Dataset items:

==========

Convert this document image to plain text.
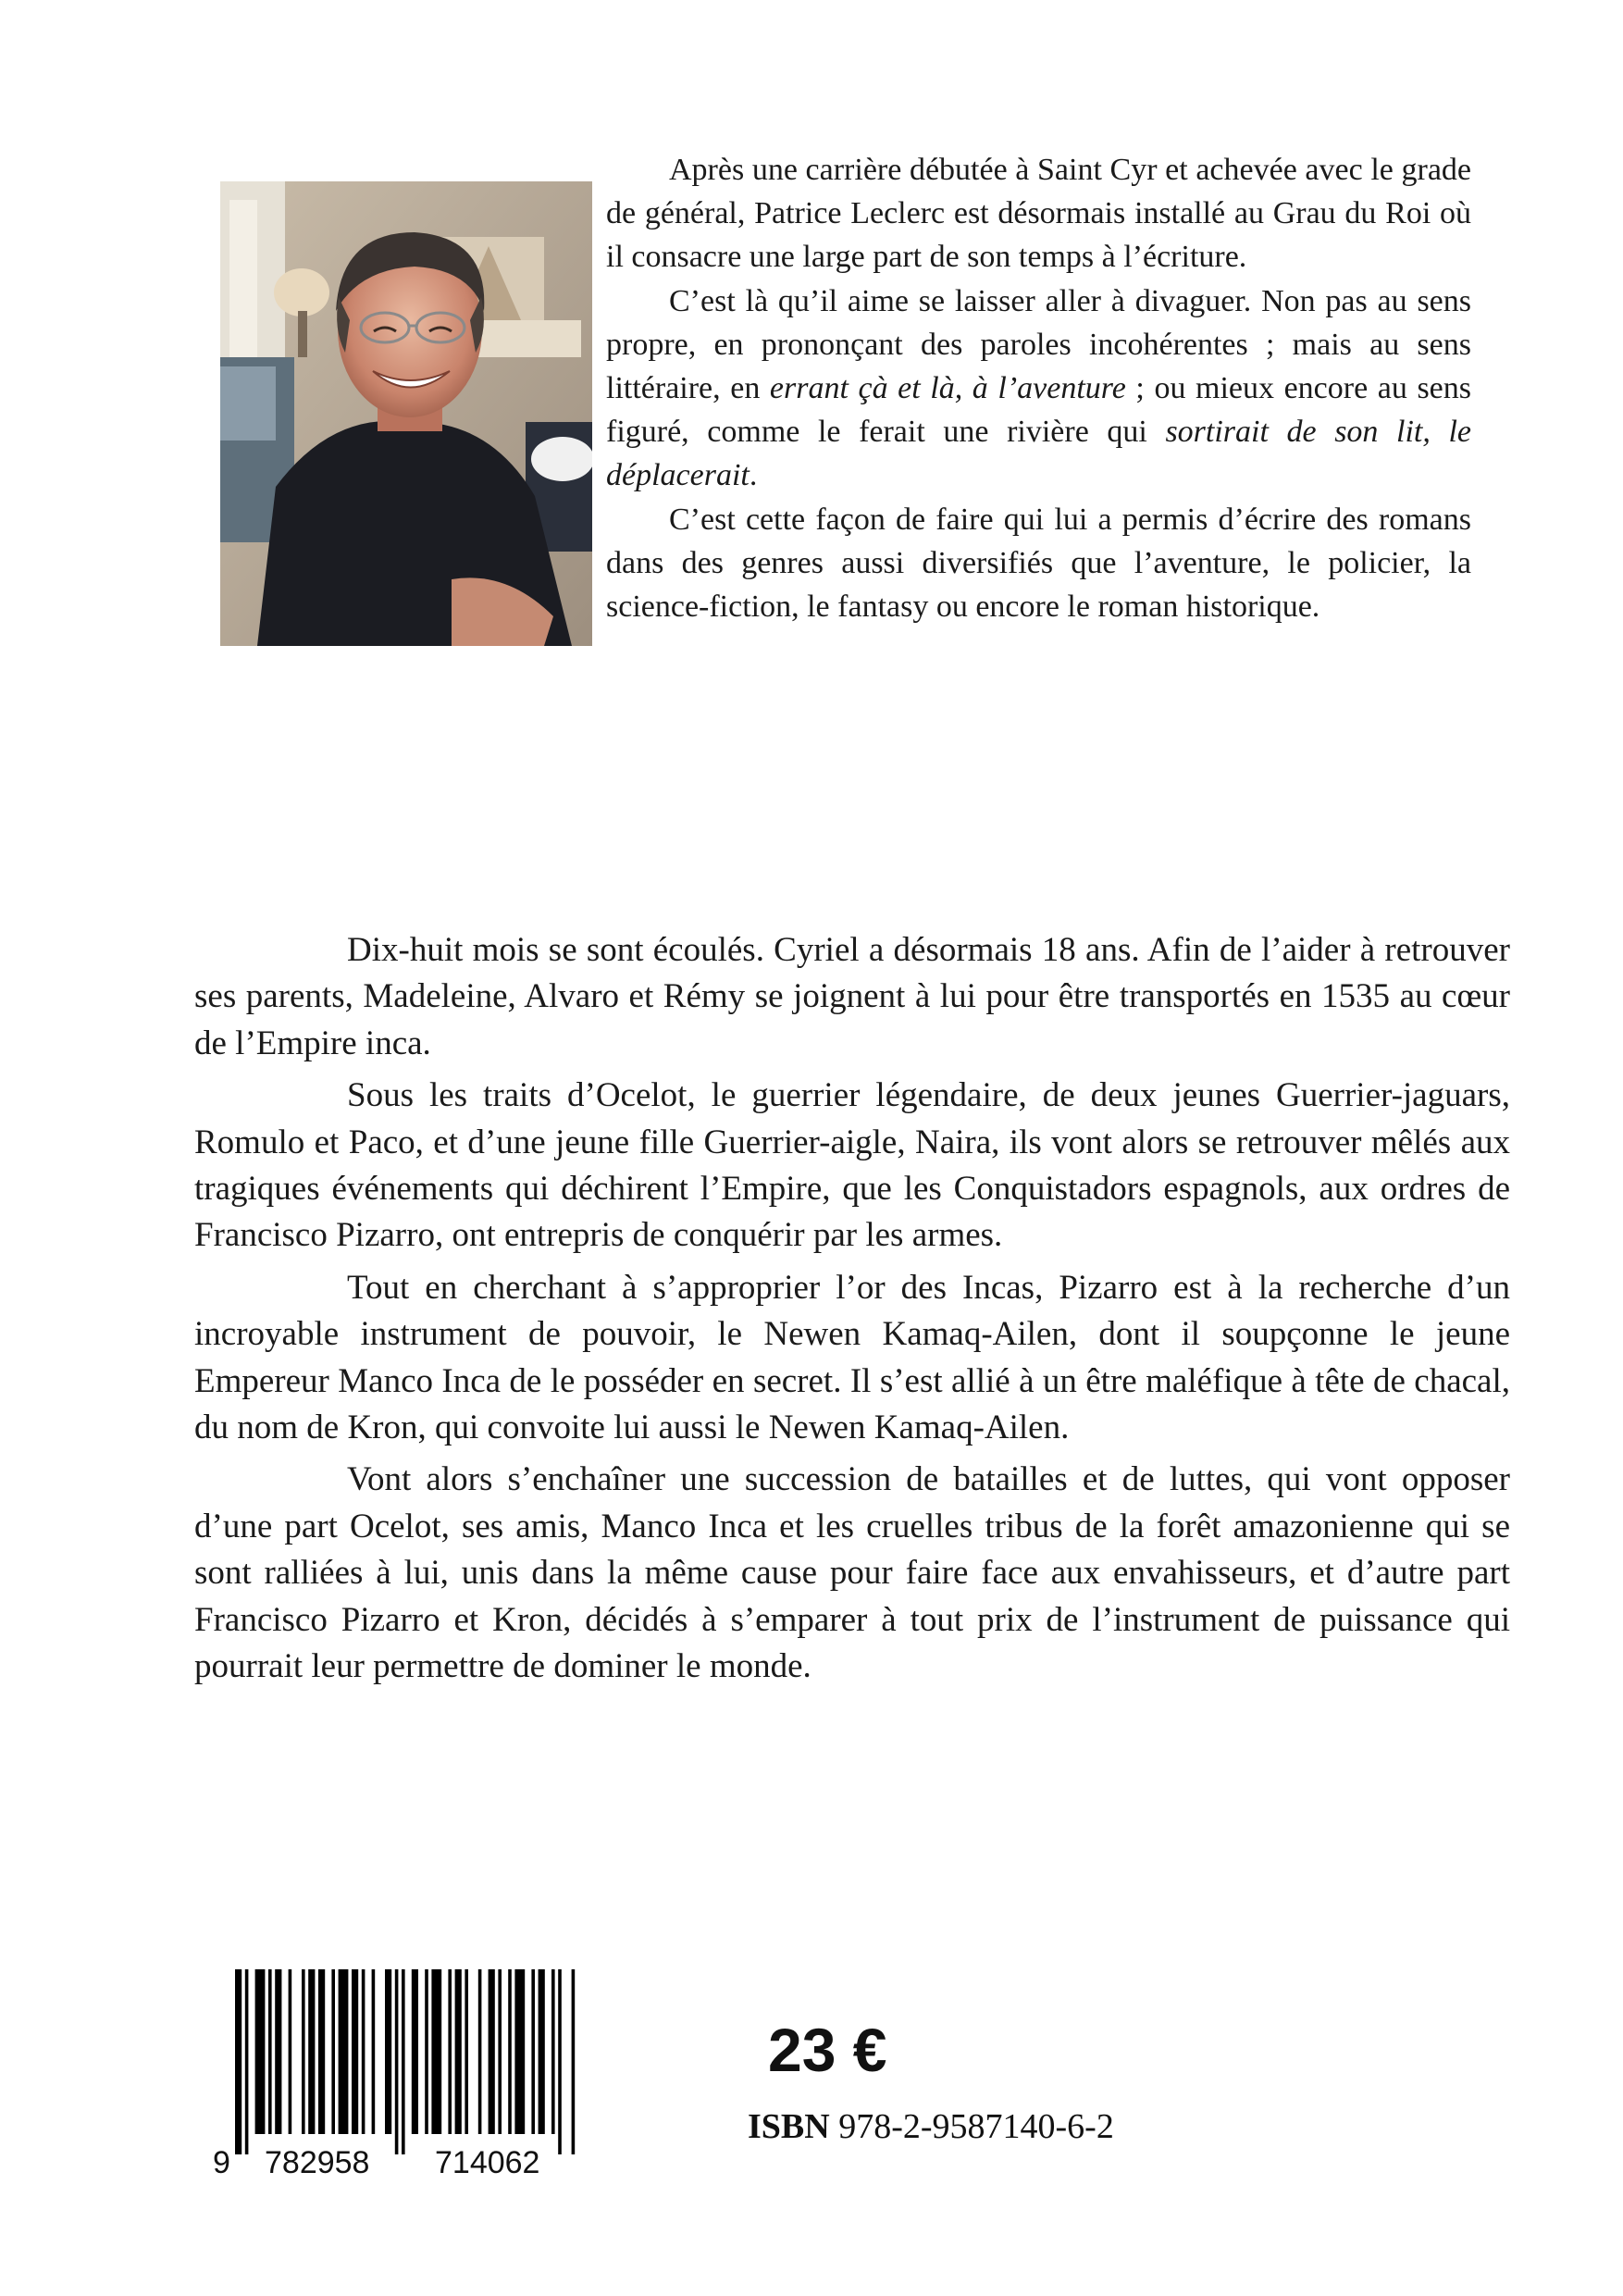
Après une carrière débutée à Saint Cyr et achevée avec le grade de général, Patrice Leclerc est désormais installé au Grau du Roi où il consacre une large part de son temps à l’écriture.

C’est là qu’il aime se laisser aller à divaguer. Non pas au sens propre, en prononçant des paroles incohérentes ; mais au sens littéraire, en errant çà et là, à l’aventure ; ou mieux encore au sens figuré, comme le ferait une rivière qui sortirait de son lit, le déplacerait.

C’est cette façon de faire qui lui a permis d’écrire des romans dans des genres aussi diversifiés que l’aventure, le policier, la science-fiction, le fantasy ou encore le roman historique.

Dix-huit mois se sont écoulés. Cyriel a désormais 18 ans. Afin de l’aider à retrouver ses parents, Madeleine, Alvaro et Rémy se joignent à lui pour être transportés en 1535 au cœur de l’Empire inca.

Sous les traits d’Ocelot, le guerrier légendaire, de deux jeunes Guerrier-jaguars, Romulo et Paco, et d’une jeune fille Guerrier-aigle, Naira, ils vont alors se retrouver mêlés aux tragiques événements qui déchirent l’Empire, que les Conquistadors espagnols, aux ordres de Francisco Pizarro, ont entrepris de conquérir par les armes.

Tout en cherchant à s’approprier l’or des Incas, Pizarro est à la recherche d’un incroyable instrument de pouvoir, le Newen Kamaq-Ailen, dont il soupçonne le jeune Empereur Manco Inca de le posséder en secret. Il s’est allié à un être maléfique à tête de chacal, du nom de Kron, qui convoite lui aussi le Newen Kamaq-Ailen.

Vont alors s’enchaîner une succession de batailles et de luttes, qui vont opposer d’une part Ocelot, ses amis, Manco Inca et les cruelles tribus de la forêt amazonienne qui se sont ralliées à lui, unis dans la même cause pour faire face aux envahisseurs, et d’autre part Francisco Pizarro et Kron, décidés à s’emparer à tout prix de l’instrument de puissance qui pourrait leur permettre de dominer le monde.

9 782958 714062
23 €
ISBN 978-2-9587140-6-2
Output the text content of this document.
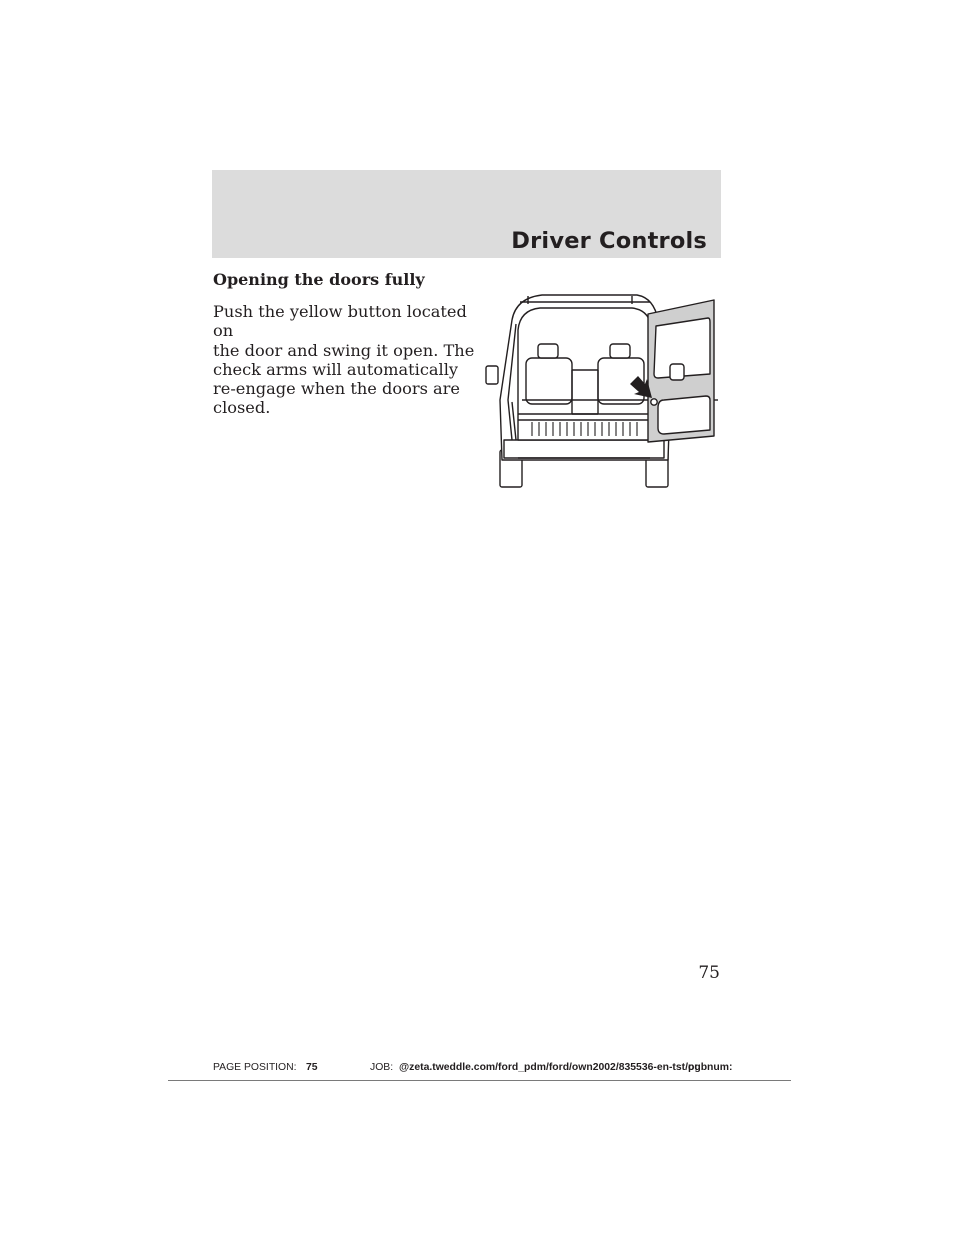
Driver Controls
Opening the doors fully

Push the yellow button located on
the door and swing it open. The
check arms will automatically
re-engage when the doors are
closed.

75
PAGE POSITION: 75	JOB: @zeta.tweddle.com/ford_pdm/ford/own2002/835536-en-tst/og
pubnum:
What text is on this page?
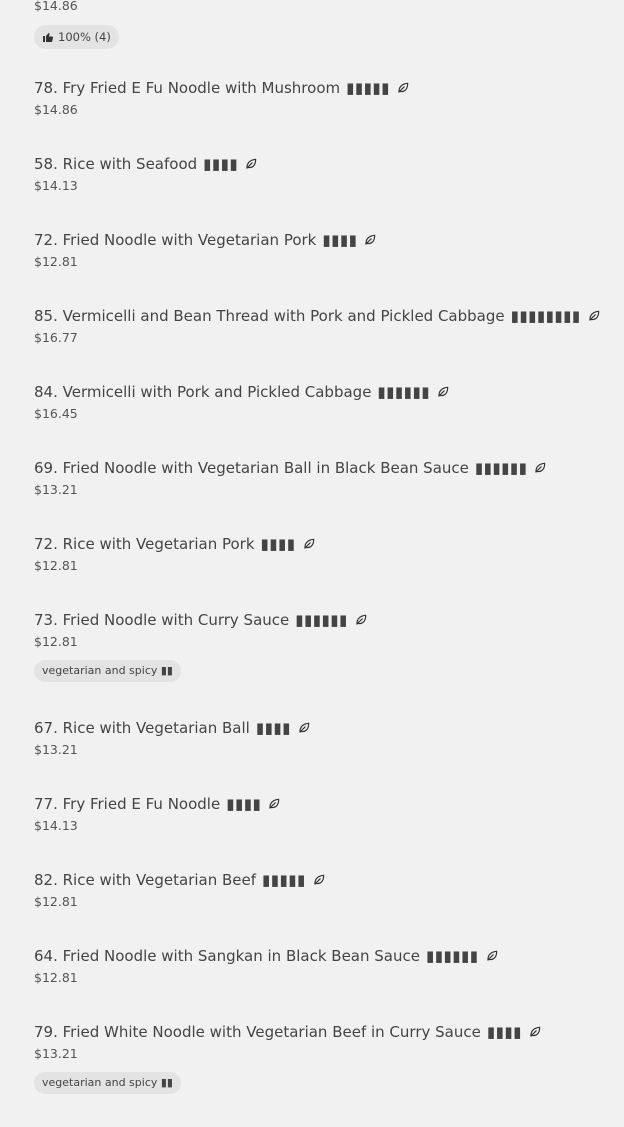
$14.86
100% (4)
78. Fry Fried E Fu Noodle with Mushroom ▮▮▮▮▮
$14.86
58. Rice with Seafood ▮▮▮▮
$14.13
72. Fried Noodle with Vegetarian Pork ▮▮▮▮
$12.81
85. Vermicelli and Bean Thread with Pork and Pickled Cabbage ▮▮▮▮▮▮▮▮
$16.77
84. Vermicelli with Pork and Pickled Cabbage ▮▮▮▮▮▮
$16.45
69. Fried Noodle with Vegetarian Ball in Black Bean Sauce ▮▮▮▮▮▮
$13.21
72. Rice with Vegetarian Pork ▮▮▮▮
$12.81
73. Fried Noodle with Curry Sauce ▮▮▮▮▮▮
$12.81
vegetarian and spicy ▮▮
67. Rice with Vegetarian Ball ▮▮▮▮
$13.21
77. Fry Fried E Fu Noodle ▮▮▮▮
$14.13
82. Rice with Vegetarian Beef ▮▮▮▮▮
$12.81
64. Fried Noodle with Sangkan in Black Bean Sauce ▮▮▮▮▮▮
$12.81
79. Fried White Noodle with Vegetarian Beef in Curry Sauce ▮▮▮▮
$13.21
vegetarian and spicy ▮▮
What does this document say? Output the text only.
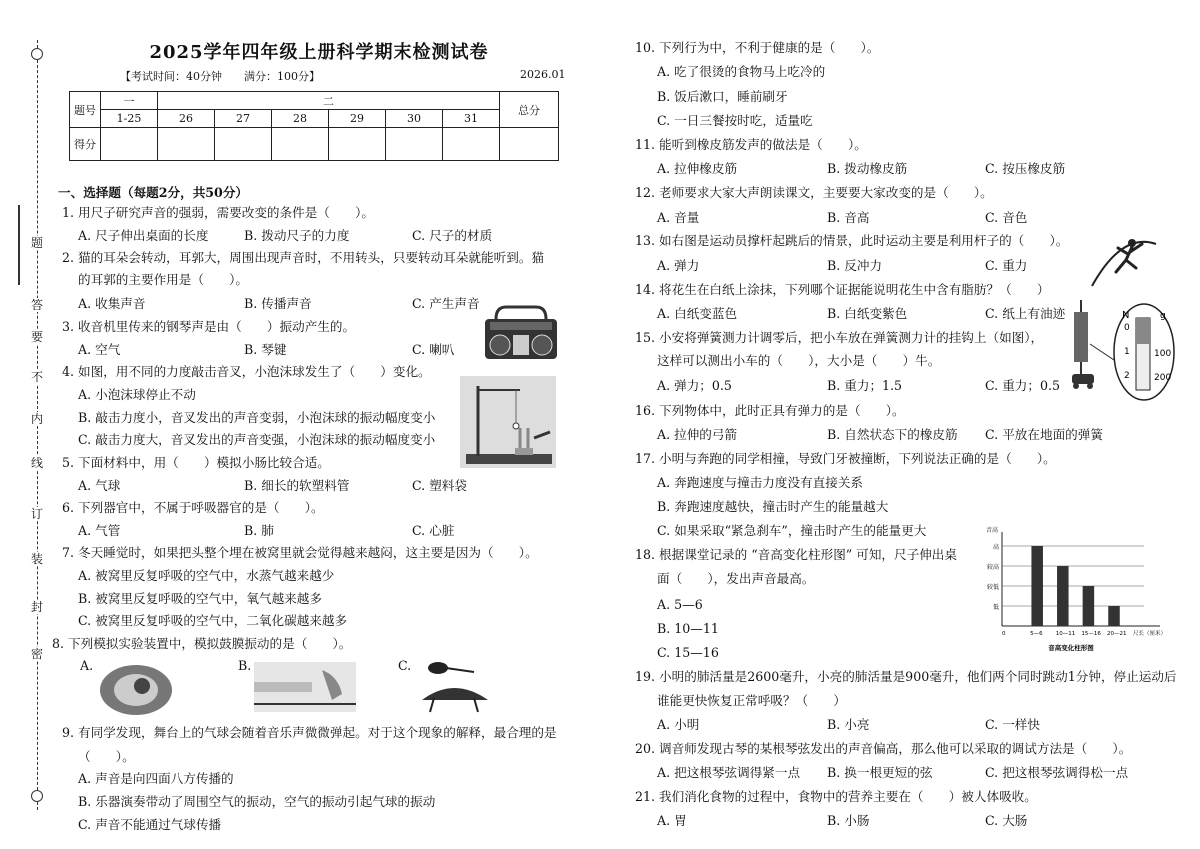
题
答
要
不
内
线
订
装
封
密
2025学年四年级上册科学期末检测试卷
【考试时间：40分钟　　满分：100分】	2026.01
题号	一	二						总分
	1-25	26	27	28	29	30	31	
得分								
一、选择题（每题2分，共50分）
1. 用尺子研究声音的强弱，需要改变的条件是（　　）。
A. 尺子伸出桌面的长度	B. 拨动尺子的力度	C. 尺子的材质
2. 猫的耳朵会转动，耳郭大，周围出现声音时，不用转头，只要转动耳朵就能听到。猫
的耳郭的主要作用是（　　）。
A. 收集声音	B. 传播声音	C. 产生声音
3. 收音机里传来的钢琴声是由（　　）振动产生的。
A. 空气	B. 琴键	C. 喇叭
4. 如图，用不同的力度敲击音叉，小泡沫球发生了（　　）变化。
A. 小泡沫球停止不动
B. 敲击力度小，音叉发出的声音变弱，小泡沫球的振动幅度变小
C. 敲击力度大，音叉发出的声音变强，小泡沫球的振动幅度变小
5. 下面材料中，用（　　）模拟小肠比较合适。
A. 气球	B. 细长的软塑料管	C. 塑料袋
6. 下列器官中，不属于呼吸器官的是（　　）。
A. 气管	B. 肺	C. 心脏
7. 冬天睡觉时，如果把头整个埋在被窝里就会觉得越来越闷，这主要是因为（　　）。
A. 被窝里反复呼吸的空气中，水蒸气越来越少
B. 被窝里反复呼吸的空气中，氧气越来越多
C. 被窝里反复呼吸的空气中，二氧化碳越来越多
8. 下列模拟实验装置中，模拟鼓膜振动的是（　　）。
A.	B.	C.
9. 有同学发现，舞台上的气球会随着音乐声微微弹起。对于这个现象的解释，最合理的是
（　　）。
A. 声音是向四面八方传播的
B. 乐器演奏带动了周围空气的振动，空气的振动引起气球的振动
C. 声音不能通过气球传播
10. 下列行为中，不利于健康的是（　　）。
A. 吃了很烫的食物马上吃冷的
B. 饭后漱口，睡前刷牙
C. 一日三餐按时吃，适量吃
11. 能听到橡皮筋发声的做法是（　　）。
A. 拉伸橡皮筋	B. 拨动橡皮筋	C. 按压橡皮筋
12. 老师要求大家大声朗读课文，主要要大家改变的是（　　）。
A. 音量	B. 音高	C. 音色
13. 如右图是运动员撑杆起跳后的情景，此时运动主要是利用杆子的（　　）。
A. 弹力	B. 反冲力	C. 重力
14. 将花生在白纸上涂抹，下列哪个证据能说明花生中含有脂肪？（　　）
A. 白纸变蓝色	B. 白纸变紫色	C. 纸上有油迹
15. 小安将弹簧测力计调零后，把小车放在弹簧测力计的挂钩上（如图），
这样可以测出小车的（　　），大小是（　　）牛。
A. 弹力；0.5	B. 重力；1.5	C. 重力；0.5
16. 下列物体中，此时正具有弹力的是（　　）。
A. 拉伸的弓箭	B. 自然状态下的橡皮筋 C. 平放在地面的弹簧
17. 小明与奔跑的同学相撞，导致门牙被撞断，下列说法正确的是（　　）。
A. 奔跑速度与撞击力度没有直接关系
B. 奔跑速度越快，撞击时产生的能量越大
C. 如果采取“紧急刹车”，撞击时产生的能量更大
18. 根据课堂记录的 “音高变化柱形图” 可知，尺子伸出桌
面（　　），发出声音最高。
A. 5—6
B. 10—11
C. 15—16
19. 小明的肺活量是2600毫升，小亮的肺活量是900毫升，他们两个同时跳动1分钟，停止运动后
谁能更快恢复正常呼吸？（　　）
A. 小明	B. 小亮	C. 一样快
20. 调音师发现古琴的某根琴弦发出的声音偏高，那么他可以采取的调试方法是（　　）。
A. 把这根琴弦调得紧一点 B. 换一根更短的弦	C. 把这根琴弦调得松一点
21. 我们消化食物的过程中，食物中的营养主要在（　　）被人体吸收。
A. 胃	B. 小肠	C. 大肠
N	g
0
1
2
100
200
高
较高
较低
低
音高
0	5—6 10—11 15—16 20—21 尺长（厘米）
音高变化柱形图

==========

Select all lines in the listing that include the word "être".

> _FINAL RESULT_
Dix-huit mois se sont écoulés. Cyriel a désormais 18 ans. Afin de l’aider à retrouver ses parents, Madeleine, Alvaro et Rémy se joignent à lui pour être transportés en 1535 au cœur de l’Empire inca.
Tout en cherchant à s’approprier l’or des Incas, Pizarro est à la recherche d’un incroyable instrument de pouvoir, le Newen Kamaq-Ailen, dont il soupçonne le jeune Empereur Manco Inca de le posséder en secret. Il s’est allié à un être maléfique à tête de chacal, du nom de Kron, qui convoite lui aussi le Newen Kamaq-Ailen.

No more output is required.